Recorded data –
"""

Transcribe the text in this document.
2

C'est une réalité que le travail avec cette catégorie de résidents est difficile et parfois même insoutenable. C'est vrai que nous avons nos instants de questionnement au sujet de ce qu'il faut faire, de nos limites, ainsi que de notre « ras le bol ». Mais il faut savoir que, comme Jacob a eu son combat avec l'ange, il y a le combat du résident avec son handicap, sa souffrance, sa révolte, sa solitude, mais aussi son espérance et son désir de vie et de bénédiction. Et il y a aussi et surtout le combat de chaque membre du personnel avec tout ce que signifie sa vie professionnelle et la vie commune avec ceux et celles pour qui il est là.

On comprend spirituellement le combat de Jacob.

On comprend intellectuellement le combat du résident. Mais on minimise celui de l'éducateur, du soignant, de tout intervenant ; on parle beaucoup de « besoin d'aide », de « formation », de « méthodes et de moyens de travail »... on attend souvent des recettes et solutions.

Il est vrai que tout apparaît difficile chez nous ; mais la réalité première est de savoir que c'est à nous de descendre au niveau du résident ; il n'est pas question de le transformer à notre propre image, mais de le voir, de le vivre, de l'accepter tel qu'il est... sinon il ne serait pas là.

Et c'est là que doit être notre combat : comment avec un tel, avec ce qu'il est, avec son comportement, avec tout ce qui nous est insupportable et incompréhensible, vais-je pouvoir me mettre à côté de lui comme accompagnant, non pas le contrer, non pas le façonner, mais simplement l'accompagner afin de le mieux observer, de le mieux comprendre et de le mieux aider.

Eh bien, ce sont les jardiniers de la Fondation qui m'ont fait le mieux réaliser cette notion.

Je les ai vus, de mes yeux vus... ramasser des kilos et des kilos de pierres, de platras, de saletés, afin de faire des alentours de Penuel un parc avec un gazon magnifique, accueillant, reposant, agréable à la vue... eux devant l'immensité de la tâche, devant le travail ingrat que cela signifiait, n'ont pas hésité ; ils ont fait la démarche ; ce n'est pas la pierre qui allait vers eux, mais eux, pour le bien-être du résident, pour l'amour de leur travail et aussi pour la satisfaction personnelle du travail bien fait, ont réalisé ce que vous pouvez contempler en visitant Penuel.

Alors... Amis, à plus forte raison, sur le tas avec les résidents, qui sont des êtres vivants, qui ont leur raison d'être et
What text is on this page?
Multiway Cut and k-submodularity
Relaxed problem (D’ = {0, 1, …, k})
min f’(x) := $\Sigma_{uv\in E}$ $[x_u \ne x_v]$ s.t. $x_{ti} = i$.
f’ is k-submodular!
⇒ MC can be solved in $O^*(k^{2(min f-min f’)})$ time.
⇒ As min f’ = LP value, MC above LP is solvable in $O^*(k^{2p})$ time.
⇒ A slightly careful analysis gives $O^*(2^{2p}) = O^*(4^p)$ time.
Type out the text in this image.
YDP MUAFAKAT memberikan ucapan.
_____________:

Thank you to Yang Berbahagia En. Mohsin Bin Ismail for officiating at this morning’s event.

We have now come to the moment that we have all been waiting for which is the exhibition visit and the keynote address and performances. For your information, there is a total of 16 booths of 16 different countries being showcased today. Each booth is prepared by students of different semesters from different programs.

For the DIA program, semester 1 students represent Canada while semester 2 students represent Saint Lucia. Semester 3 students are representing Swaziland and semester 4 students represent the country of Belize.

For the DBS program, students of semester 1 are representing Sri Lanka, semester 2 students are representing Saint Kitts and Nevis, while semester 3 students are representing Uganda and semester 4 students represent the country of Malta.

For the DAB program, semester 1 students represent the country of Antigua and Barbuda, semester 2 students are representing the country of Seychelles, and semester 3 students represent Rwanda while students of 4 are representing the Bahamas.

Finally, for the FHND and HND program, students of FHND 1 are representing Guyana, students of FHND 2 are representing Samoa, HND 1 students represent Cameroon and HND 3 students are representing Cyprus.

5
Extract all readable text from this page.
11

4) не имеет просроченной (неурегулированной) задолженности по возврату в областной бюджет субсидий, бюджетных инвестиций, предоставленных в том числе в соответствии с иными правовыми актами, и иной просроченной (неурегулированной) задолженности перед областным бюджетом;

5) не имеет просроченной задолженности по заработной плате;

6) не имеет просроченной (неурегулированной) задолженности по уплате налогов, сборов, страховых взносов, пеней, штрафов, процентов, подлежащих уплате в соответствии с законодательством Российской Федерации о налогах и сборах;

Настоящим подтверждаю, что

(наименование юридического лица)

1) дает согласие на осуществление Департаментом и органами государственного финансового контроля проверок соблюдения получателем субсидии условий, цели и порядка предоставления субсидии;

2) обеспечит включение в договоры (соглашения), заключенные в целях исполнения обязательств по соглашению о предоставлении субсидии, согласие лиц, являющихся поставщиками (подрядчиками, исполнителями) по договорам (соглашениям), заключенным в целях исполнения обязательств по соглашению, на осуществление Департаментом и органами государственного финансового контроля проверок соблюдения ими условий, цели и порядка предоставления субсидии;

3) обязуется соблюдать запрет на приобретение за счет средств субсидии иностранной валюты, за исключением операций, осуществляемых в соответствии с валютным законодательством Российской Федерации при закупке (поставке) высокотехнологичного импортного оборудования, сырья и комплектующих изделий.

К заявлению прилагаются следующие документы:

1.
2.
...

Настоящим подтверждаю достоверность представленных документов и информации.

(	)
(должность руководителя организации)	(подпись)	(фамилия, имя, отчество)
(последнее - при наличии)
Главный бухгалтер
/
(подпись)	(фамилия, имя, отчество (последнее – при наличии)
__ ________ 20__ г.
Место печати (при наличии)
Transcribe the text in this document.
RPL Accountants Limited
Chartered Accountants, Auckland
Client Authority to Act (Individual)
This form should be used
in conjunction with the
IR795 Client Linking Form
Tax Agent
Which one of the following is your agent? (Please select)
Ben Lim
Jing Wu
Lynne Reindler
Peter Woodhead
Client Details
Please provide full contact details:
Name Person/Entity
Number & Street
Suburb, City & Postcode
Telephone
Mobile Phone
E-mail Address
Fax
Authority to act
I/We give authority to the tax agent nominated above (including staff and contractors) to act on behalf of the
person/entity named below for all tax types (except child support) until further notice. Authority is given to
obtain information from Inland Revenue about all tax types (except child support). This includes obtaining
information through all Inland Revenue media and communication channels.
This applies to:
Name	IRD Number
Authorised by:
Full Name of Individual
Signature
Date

"""

PROBLEM TO SOLVE –
Write the whole listing out again. Keep every line exactly as it is.

SOLUTION FOR THIS EXERCISE –
Transcribe the text in this document.
2

C'est une réalité que le travail avec cette catégorie de résidents est difficile et parfois même insoutenable. C'est vrai que nous avons nos instants de questionnement au sujet de ce qu'il faut faire, de nos limites, ainsi que de notre « ras le bol ». Mais il faut savoir que, comme Jacob a eu son combat avec l'ange, il y a le combat du résident avec son handicap, sa souffrance, sa révolte, sa solitude, mais aussi son espérance et son désir de vie et de bénédiction. Et il y a aussi et surtout le combat de chaque membre du personnel avec tout ce que signifie sa vie professionnelle et la vie commune avec ceux et celles pour qui il est là.

On comprend spirituellement le combat de Jacob.

On comprend intellectuellement le combat du résident. Mais on minimise celui de l'éducateur, du soignant, de tout intervenant ; on parle beaucoup de « besoin d'aide », de « formation », de « méthodes et de moyens de travail »... on attend souvent des recettes et solutions.

Il est vrai que tout apparaît difficile chez nous ; mais la réalité première est de savoir que c'est à nous de descendre au niveau du résident ; il n'est pas question de le transformer à notre propre image, mais de le voir, de le vivre, de l'accepter tel qu'il est... sinon il ne serait pas là.

Et c'est là que doit être notre combat : comment avec un tel, avec ce qu'il est, avec son comportement, avec tout ce qui nous est insupportable et incompréhensible, vais-je pouvoir me mettre à côté de lui comme accompagnant, non pas le contrer, non pas le façonner, mais simplement l'accompagner afin de le mieux observer, de le mieux comprendre et de le mieux aider.

Eh bien, ce sont les jardiniers de la Fondation qui m'ont fait le mieux réaliser cette notion.

Je les ai vus, de mes yeux vus... ramasser des kilos et des kilos de pierres, de platras, de saletés, afin de faire des alentours de Penuel un parc avec un gazon magnifique, accueillant, reposant, agréable à la vue... eux devant l'immensité de la tâche, devant le travail ingrat que cela signifiait, n'ont pas hésité ; ils ont fait la démarche ; ce n'est pas la pierre qui allait vers eux, mais eux, pour le bien-être du résident, pour l'amour de leur travail et aussi pour la satisfaction personnelle du travail bien fait, ont réalisé ce que vous pouvez contempler en visitant Penuel.

Alors... Amis, à plus forte raison, sur le tas avec les résidents, qui sont des êtres vivants, qui ont leur raison d'être et
What text is on this page?
Multiway Cut and k-submodularity
Relaxed problem (D’ = {0, 1, …, k})
min f’(x) := $\Sigma_{uv\in E}$ $[x_u \ne x_v]$ s.t. $x_{ti} = i$.
f’ is k-submodular!
⇒ MC can be solved in $O^*(k^{2(min f-min f’)})$ time.
⇒ As min f’ = LP value, MC above LP is solvable in $O^*(k^{2p})$ time.
⇒ A slightly careful analysis gives $O^*(2^{2p}) = O^*(4^p)$ time.
Type out the text in this image.
YDP MUAFAKAT memberikan ucapan.
_____________:

Thank you to Yang Berbahagia En. Mohsin Bin Ismail for officiating at this morning’s event.

We have now come to the moment that we have all been waiting for which is the exhibition visit and the keynote address and performances. For your information, there is a total of 16 booths of 16 different countries being showcased today. Each booth is prepared by students of different semesters from different programs.

For the DIA program, semester 1 students represent Canada while semester 2 students represent Saint Lucia. Semester 3 students are representing Swaziland and semester 4 students represent the country of Belize.

For the DBS program, students of semester 1 are representing Sri Lanka, semester 2 students are representing Saint Kitts and Nevis, while semester 3 students are representing Uganda and semester 4 students represent the country of Malta.

For the DAB program, semester 1 students represent the country of Antigua and Barbuda, semester 2 students are representing the country of Seychelles, and semester 3 students represent Rwanda while students of 4 are representing the Bahamas.

Finally, for the FHND and HND program, students of FHND 1 are representing Guyana, students of FHND 2 are representing Samoa, HND 1 students represent Cameroon and HND 3 students are representing Cyprus.

5
Extract all readable text from this page.
11

4) не имеет просроченной (неурегулированной) задолженности по возврату в областной бюджет субсидий, бюджетных инвестиций, предоставленных в том числе в соответствии с иными правовыми актами, и иной просроченной (неурегулированной) задолженности перед областным бюджетом;

5) не имеет просроченной задолженности по заработной плате;

6) не имеет просроченной (неурегулированной) задолженности по уплате налогов, сборов, страховых взносов, пеней, штрафов, процентов, подлежащих уплате в соответствии с законодательством Российской Федерации о налогах и сборах;

Настоящим подтверждаю, что

(наименование юридического лица)

1) дает согласие на осуществление Департаментом и органами государственного финансового контроля проверок соблюдения получателем субсидии условий, цели и порядка предоставления субсидии;

2) обеспечит включение в договоры (соглашения), заключенные в целях исполнения обязательств по соглашению о предоставлении субсидии, согласие лиц, являющихся поставщиками (подрядчиками, исполнителями) по договорам (соглашениям), заключенным в целях исполнения обязательств по соглашению, на осуществление Департаментом и органами государственного финансового контроля проверок соблюдения ими условий, цели и порядка предоставления субсидии;

3) обязуется соблюдать запрет на приобретение за счет средств субсидии иностранной валюты, за исключением операций, осуществляемых в соответствии с валютным законодательством Российской Федерации при закупке (поставке) высокотехнологичного импортного оборудования, сырья и комплектующих изделий.

К заявлению прилагаются следующие документы:

1.
2.
...

Настоящим подтверждаю достоверность представленных документов и информации.

(	)
(должность руководителя организации)	(подпись)	(фамилия, имя, отчество)
(последнее - при наличии)
Главный бухгалтер
/
(подпись)	(фамилия, имя, отчество (последнее – при наличии)
__ ________ 20__ г.
Место печати (при наличии)
Transcribe the text in this document.
RPL Accountants Limited
Chartered Accountants, Auckland
Client Authority to Act (Individual)
This form should be used
in conjunction with the
IR795 Client Linking Form
Tax Agent
Which one of the following is your agent? (Please select)
Ben Lim
Jing Wu
Lynne Reindler
Peter Woodhead
Client Details
Please provide full contact details:
Name Person/Entity
Number & Street
Suburb, City & Postcode
Telephone
Mobile Phone
E-mail Address
Fax
Authority to act
I/We give authority to the tax agent nominated above (including staff and contractors) to act on behalf of the
person/entity named below for all tax types (except child support) until further notice. Authority is given to
obtain information from Inland Revenue about all tax types (except child support). This includes obtaining
information through all Inland Revenue media and communication channels.
This applies to:
Name	IRD Number
Authorised by:
Full Name of Individual
Signature
Date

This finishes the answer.